> _Task statement_:
Count lines with the string "书法艺术是中华民族优秀传统文化的重要组成部分" in them. State the number alone.

++++

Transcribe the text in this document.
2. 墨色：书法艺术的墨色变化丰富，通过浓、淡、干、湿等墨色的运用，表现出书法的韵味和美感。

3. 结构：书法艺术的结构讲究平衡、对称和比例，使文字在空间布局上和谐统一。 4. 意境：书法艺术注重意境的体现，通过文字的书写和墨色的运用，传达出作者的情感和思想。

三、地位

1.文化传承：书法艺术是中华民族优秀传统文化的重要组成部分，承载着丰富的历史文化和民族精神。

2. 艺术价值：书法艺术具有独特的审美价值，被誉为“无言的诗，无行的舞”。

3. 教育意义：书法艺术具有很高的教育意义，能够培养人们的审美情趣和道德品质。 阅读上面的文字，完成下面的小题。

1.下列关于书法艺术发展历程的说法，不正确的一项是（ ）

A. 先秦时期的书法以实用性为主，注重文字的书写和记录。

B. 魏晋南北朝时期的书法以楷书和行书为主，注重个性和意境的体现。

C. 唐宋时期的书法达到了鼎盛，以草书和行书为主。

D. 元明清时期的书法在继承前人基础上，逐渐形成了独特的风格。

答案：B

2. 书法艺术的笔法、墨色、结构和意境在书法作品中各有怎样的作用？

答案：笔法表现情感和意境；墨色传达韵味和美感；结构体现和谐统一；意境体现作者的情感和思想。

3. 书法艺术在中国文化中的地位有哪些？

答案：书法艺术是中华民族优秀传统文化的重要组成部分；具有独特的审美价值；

++++

> _Full solution_:
2